### SUPPLIED DATA
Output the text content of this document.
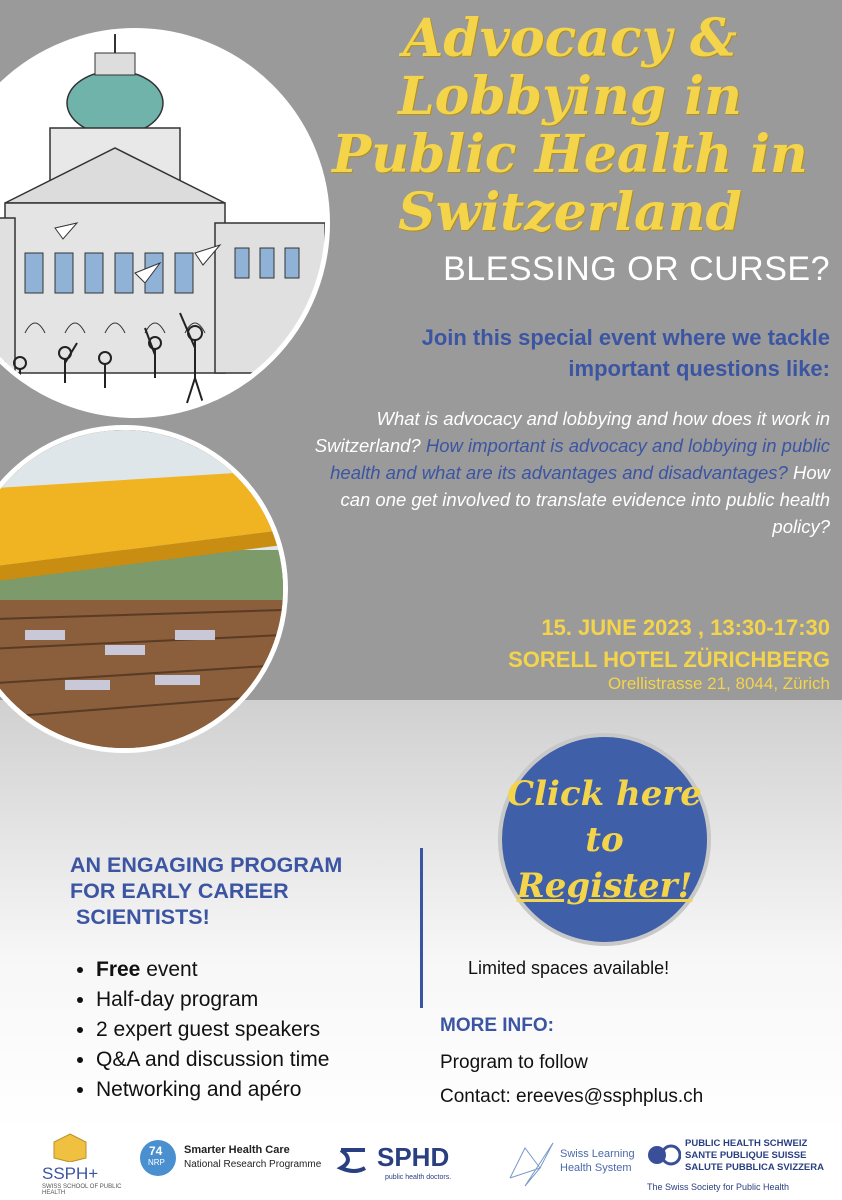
Advocacy & Lobbying in
Public Health in
Switzerland
BLESSING OR CURSE?
Join this special event where we tackle
important questions like:
What is advocacy and lobbying and how does it work in Switzerland? How important is advocacy and lobbying in public health and what are its advantages and disadvantages? How can one get involved to translate evidence into public health policy?
15. JUNE 2023 , 13:30-17:30
SORELL HOTEL ZÜRICHBERG
Orellistrasse 21, 8044, Zürich
Click here to
Register!
AN ENGAGING PROGRAM
FOR EARLY CAREER
SCIENTISTS!
• Free event
• Half-day program
• 2 expert guest speakers
• Q&A and discussion time
• Networking and apéro
Limited spaces available!
MORE INFO:
Program to follow
Contact: ereeves@ssphplus.ch
SSPH+
SWISS SCHOOL OF PUBLIC HEALTH
74
NRP
Smarter Health Care
National Research Programme SPHD
public health doctors.
Swiss Learning
Health System
PUBLIC HEALTH SCHWEIZ
SANTE PUBLIQUE SUISSE
SALUTE PUBBLICA SVIZZERA
The Swiss Society for Public Health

### EXERCISE TASK
Collect each line holding the string "Switzerland".

### ANSWER TO THIS EXERCISE
Switzerland
What is advocacy and lobbying and how does it work in Switzerland? How important is advocacy and lobbying in public health and what are its advantages and disadvantages? How can one get involved to translate evidence into public health policy?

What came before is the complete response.